===== Dataset records =====
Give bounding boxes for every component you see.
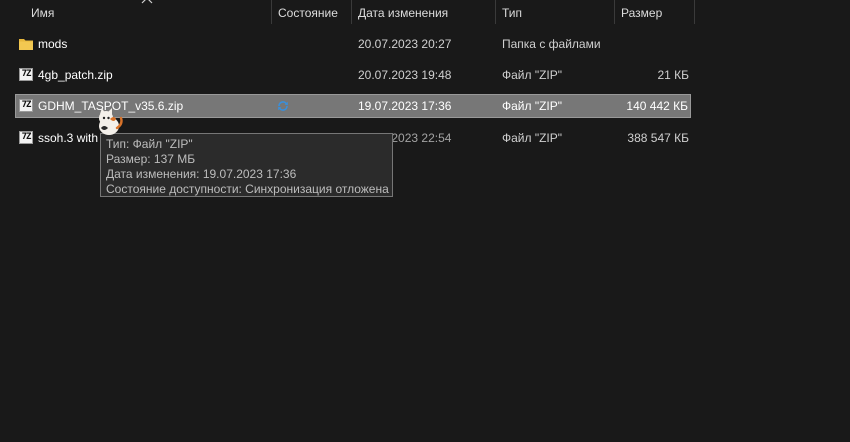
tooltip-type: Тип: Файл "ZIP" — [106, 137, 193, 151]
column-header-status[interactable]: Состояние — [272, 0, 351, 24]
file-type: Папка с файлами — [502, 37, 601, 51]
list-item[interactable]: 7Z 4gb_patch.zip 20.07.2023 19:48 Файл "… — [15, 63, 691, 87]
file-type: Файл "ZIP" — [502, 68, 563, 82]
tooltip-availability: Состояние доступности: Синхронизация отл… — [106, 182, 389, 196]
file-modified: 20.07.2023 19:48 — [358, 68, 452, 82]
tooltip-size: Размер: 137 МБ — [106, 152, 196, 166]
zip-icon: 7Z — [19, 131, 33, 144]
column-header-modified[interactable]: Дата изменения — [352, 0, 495, 24]
column-header-type[interactable]: Тип — [496, 0, 614, 24]
file-modified: 20.07.2023 20:27 — [358, 37, 452, 51]
column-header: Имя Состояние Дата изменения Тип Размер — [0, 0, 850, 24]
column-header-name[interactable]: Имя — [25, 0, 271, 24]
zip-icon: 7Z — [19, 68, 33, 81]
file-type: Файл "ZIP" — [502, 99, 563, 113]
file-size: 21 КБ — [657, 68, 689, 82]
file-size: 140 442 КБ — [626, 99, 688, 113]
file-info-tooltip: Тип: Файл "ZIP" Размер: 137 МБ Дата изме… — [100, 133, 393, 197]
file-type: Файл "ZIP" — [502, 131, 563, 145]
list-item[interactable]: mods 20.07.2023 20:27 Папка с файлами — [15, 32, 691, 56]
file-list-view: Имя Состояние Дата изменения Тип Размер … — [0, 0, 850, 442]
tooltip-modified: Дата изменения: 19.07.2023 17:36 — [106, 167, 297, 181]
column-header-size[interactable]: Размер — [615, 0, 694, 24]
zip-icon: 7Z — [19, 99, 33, 112]
file-name: mods — [38, 37, 68, 51]
file-name: 4gb_patch.zip — [38, 68, 113, 82]
folder-icon — [19, 39, 33, 50]
file-modified: 19.07.2023 17:36 — [358, 99, 452, 113]
column-divider[interactable] — [694, 0, 695, 24]
file-size: 388 547 КБ — [627, 131, 689, 145]
sync-pending-icon — [278, 101, 288, 111]
desktop-pet-icon — [99, 108, 123, 135]
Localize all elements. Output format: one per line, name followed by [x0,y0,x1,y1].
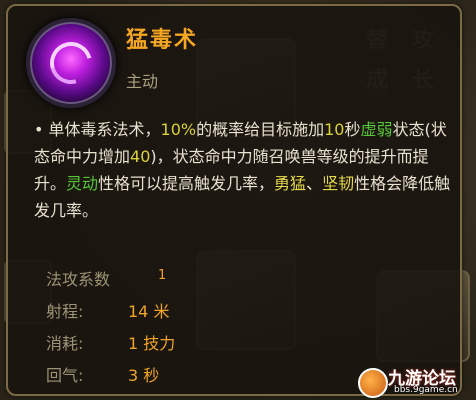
watermark-url: bbs.9game.cn [394,385,458,395]
stat-label: 射程: [46,302,84,321]
description-segment: 单体毒系法术， [48,120,161,139]
site-watermark: 九游论坛 bbs.9game.cn [358,364,470,398]
skill-type-label: 主动 [126,72,159,91]
bullet-marker: • [34,120,44,139]
stat-label: 回气: [46,366,84,385]
description-segment: 坚韧 [322,174,355,193]
skill-description: • 单体毒系法术，10%的概率给目标施加10秒虚弱状态(状态命中力增加40)，状… [34,116,452,224]
mascot-icon [358,368,388,398]
swirl-icon [42,34,100,92]
stat-label: 消耗: [46,334,84,353]
description-segment: 灵动 [66,174,99,193]
description-segment: 性格可以提高触发几率， [98,174,275,193]
stat-value: 14 米 [128,302,170,321]
stat-value: 1 [158,268,167,283]
description-segment: 虚弱 [360,120,393,139]
description-segment: 10 [324,120,345,139]
description-segment: 勇猛 [274,174,307,193]
description-segment: 的概率给目标施加 [196,120,325,139]
skill-tooltip: 猛毒术 主动 • 单体毒系法术，10%的概率给目标施加10秒虚弱状态(状态命中力… [6,4,462,396]
description-segment: 40 [130,147,151,166]
description-text: 单体毒系法术，10%的概率给目标施加10秒虚弱状态(状态命中力增加40)，状态命… [34,120,450,220]
description-segment: 10% [160,120,197,139]
description-segment: 、 [306,174,323,193]
skill-title: 猛毒术 [126,28,199,53]
game-screen: 替 攻 成 长 猛毒术 主动 • 单体毒系法术，10%的概率给目标施加10秒虚弱… [0,0,476,400]
description-segment: 秒 [344,120,361,139]
stat-value: 1 技力 [128,334,176,353]
stat-label: 法攻系数 [46,270,111,289]
poison-orb-icon [26,18,116,108]
stat-value: 3 秒 [128,366,160,385]
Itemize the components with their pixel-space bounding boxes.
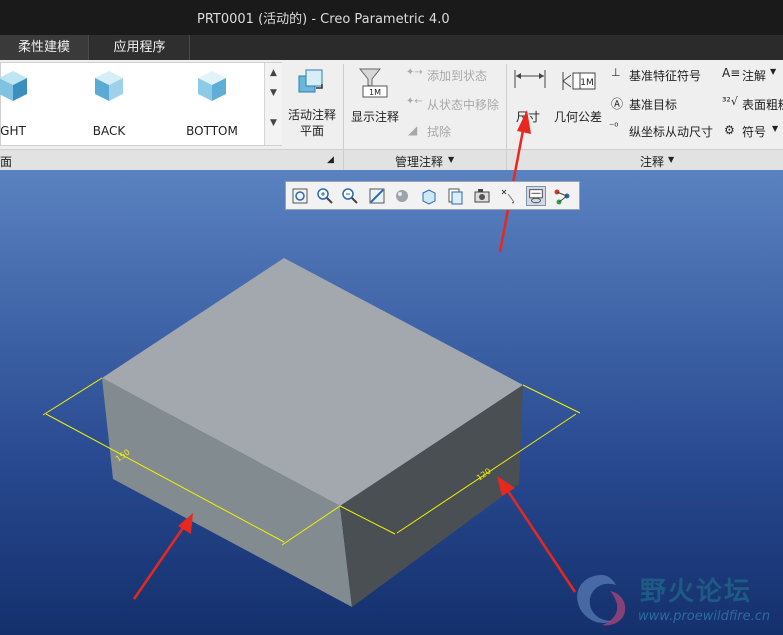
display-style-icon[interactable] xyxy=(392,186,412,206)
forum-watermark: 野火论坛 www.proewildfire.cn xyxy=(570,567,783,635)
red-arrow-icon xyxy=(504,487,577,593)
saved-orientations-icon[interactable] xyxy=(419,186,439,206)
perspective-view-icon[interactable] xyxy=(472,186,492,206)
watermark-logo-icon xyxy=(577,575,626,626)
refit-icon[interactable] xyxy=(290,186,310,206)
view-toolbar xyxy=(285,181,580,210)
datum-display-filters-icon[interactable] xyxy=(498,186,518,206)
red-arrow-icon xyxy=(132,524,187,600)
watermark-title: 野火论坛 xyxy=(640,577,753,607)
spin-center-icon[interactable] xyxy=(552,186,572,206)
red-arrow-icon xyxy=(517,110,531,134)
watermark-url: www.proewildfire.cn xyxy=(638,609,771,624)
zoom-out-icon[interactable] xyxy=(340,186,360,206)
zoom-in-icon[interactable] xyxy=(315,186,335,206)
repaint-icon[interactable] xyxy=(367,186,387,206)
model-scene: 150 120 xyxy=(42,110,581,607)
view-manager-icon[interactable] xyxy=(445,186,465,206)
annotation-display-icon[interactable] xyxy=(526,186,546,206)
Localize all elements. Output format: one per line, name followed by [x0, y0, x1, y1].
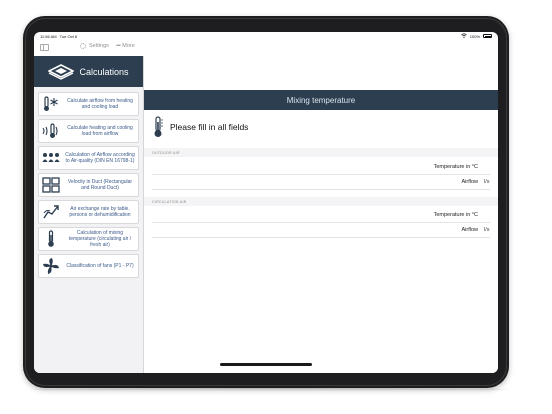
field-label: Airflow — [461, 227, 478, 233]
circulation-airflow-field[interactable]: Airflow l/s — [152, 223, 490, 238]
field-unit: l/s — [484, 227, 490, 233]
circulation-temperature-field[interactable]: Temperature in °C — [152, 208, 490, 223]
status-bar: 11:56 AM Tue Oct 8 100% — [34, 32, 498, 40]
people-group-icon — [41, 148, 61, 168]
air-exchange-icon — [41, 202, 61, 222]
sidebar-toggle-icon[interactable] — [40, 44, 49, 51]
top-toolbar: Settings ••• More — [34, 40, 498, 56]
menu-item-label: Calculation of mixing temperature (circu… — [68, 230, 132, 248]
main-content: Mixing temperature Please fill in all fi… — [144, 56, 498, 373]
field-unit: l/s — [484, 179, 490, 185]
status-date: Tue Oct 8 — [59, 33, 78, 39]
menu-item-label: Calculation of Airflow according to Air-… — [65, 152, 135, 164]
menu-item-label: Calculate heating and cooling load from … — [67, 125, 133, 137]
tablet-frame: 11:56 AM Tue Oct 8 100% Settings ••• Mor… — [23, 16, 509, 388]
duct-grid-icon — [41, 175, 61, 195]
section-header-circulation-air: CIRCULATION AIR — [144, 197, 498, 206]
menu-item-label: Calculate airflow from heating and cooli… — [67, 98, 133, 110]
menu-item-air-exchange[interactable]: Air exchange rate by table, persons or d… — [38, 200, 139, 224]
thermometer-icon — [154, 116, 163, 137]
status-time: 11:56 AM — [40, 33, 57, 39]
outdoor-temperature-field[interactable]: Temperature in °C — [152, 160, 490, 175]
battery-percent: 100% — [469, 33, 480, 39]
field-label: Airflow — [461, 179, 478, 185]
page-title-bar: Mixing temperature — [144, 90, 498, 110]
menu-item-mixing-temperature[interactable]: Calculation of mixing temperature (circu… — [38, 227, 139, 251]
settings-button[interactable]: Settings — [80, 43, 109, 49]
airflow-thermometer-icon — [41, 121, 61, 141]
menu-item-label: Classification of fans (P1 - P7) — [66, 263, 134, 269]
page-title: Mixing temperature — [286, 95, 356, 105]
gear-icon — [80, 43, 86, 49]
menu-item-airflow-from-load[interactable]: Calculate airflow from heating and cooli… — [38, 92, 139, 116]
instruction-row: Please fill in all fields — [152, 116, 248, 138]
settings-label: Settings — [89, 43, 109, 49]
app-screen: 11:56 AM Tue Oct 8 100% Settings ••• Mor… — [34, 32, 498, 373]
calculations-logo-icon — [48, 63, 75, 80]
field-label: Temperature in °C — [433, 212, 478, 218]
sidebar: Calculations Calculate airflow from heat… — [34, 56, 144, 373]
section-header-outdoor-air: OUTDOOR AIR — [144, 148, 498, 157]
ellipsis-icon: ••• — [116, 43, 121, 49]
outdoor-airflow-field[interactable]: Airflow l/s — [152, 175, 490, 190]
instruction-text: Please fill in all fields — [170, 122, 249, 132]
device-shadow — [30, 388, 510, 391]
menu-item-label: Air exchange rate by table, persons or d… — [69, 206, 131, 218]
thermometer-snowflake-icon — [41, 94, 61, 114]
field-label: Temperature in °C — [433, 164, 478, 170]
fan-icon — [41, 256, 61, 276]
wifi-icon — [460, 33, 467, 39]
menu-item-air-quality[interactable]: Calculation of Airflow according to Air-… — [38, 146, 139, 170]
menu-item-load-from-airflow[interactable]: Calculate heating and cooling load from … — [38, 119, 139, 143]
sidebar-title: Calculations — [79, 66, 129, 77]
more-button[interactable]: ••• More — [116, 43, 135, 49]
menu-item-label: Velocity in Duct (Rectangular and Round … — [67, 179, 133, 191]
more-label: More — [122, 43, 135, 49]
menu-item-fan-classification[interactable]: Classification of fans (P1 - P7) — [38, 254, 139, 278]
home-indicator[interactable] — [220, 363, 312, 366]
battery-icon — [483, 34, 492, 38]
calculation-menu: Calculate airflow from heating and cooli… — [34, 87, 143, 278]
mixing-thermometer-icon — [41, 229, 61, 249]
sidebar-header: Calculations — [34, 56, 143, 87]
menu-item-duct-velocity[interactable]: Velocity in Duct (Rectangular and Round … — [38, 173, 139, 197]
=====
▶ Aim
Echo the lines of the data above word for word, starting at the line that contains "watermark-url: bbs.9game.cn [394,385,458,395]" and ending at the line that contains "description-segment: 40 [130,147,151,166]", with both of those lines included.

▶ Final result
watermark-url: bbs.9game.cn [394,385,458,395]
stat-label: 射程: [46,302,84,321]
description-segment: 单体毒系法术， [48,120,161,139]
site-watermark: 九游论坛 bbs.9game.cn [358,364,470,398]
skill-type-label: 主动 [126,72,159,91]
bullet-marker: • [34,120,44,139]
stat-label: 回气: [46,366,84,385]
description-segment: 坚韧 [322,174,355,193]
skill-description: • 单体毒系法术，10%的概率给目标施加10秒虚弱状态(状态命中力增加40)，状… [34,116,452,224]
mascot-icon [358,368,388,398]
swirl-icon [42,34,100,92]
stat-label: 消耗: [46,334,84,353]
description-segment: 灵动 [66,174,99,193]
description-segment: 性格可以提高触发几率， [98,174,275,193]
stat-value: 14 米 [128,302,170,321]
stat-value: 1 [158,268,167,283]
description-segment: 虚弱 [360,120,393,139]
description-segment: 10 [324,120,345,139]
description-segment: 勇猛 [274,174,307,193]
description-segment: 的概率给目标施加 [196,120,325,139]
skill-tooltip: 猛毒术 主动 • 单体毒系法术，10%的概率给目标施加10秒虚弱状态(状态命中力… [6,4,462,396]
description-segment: 40 [130,147,151,166]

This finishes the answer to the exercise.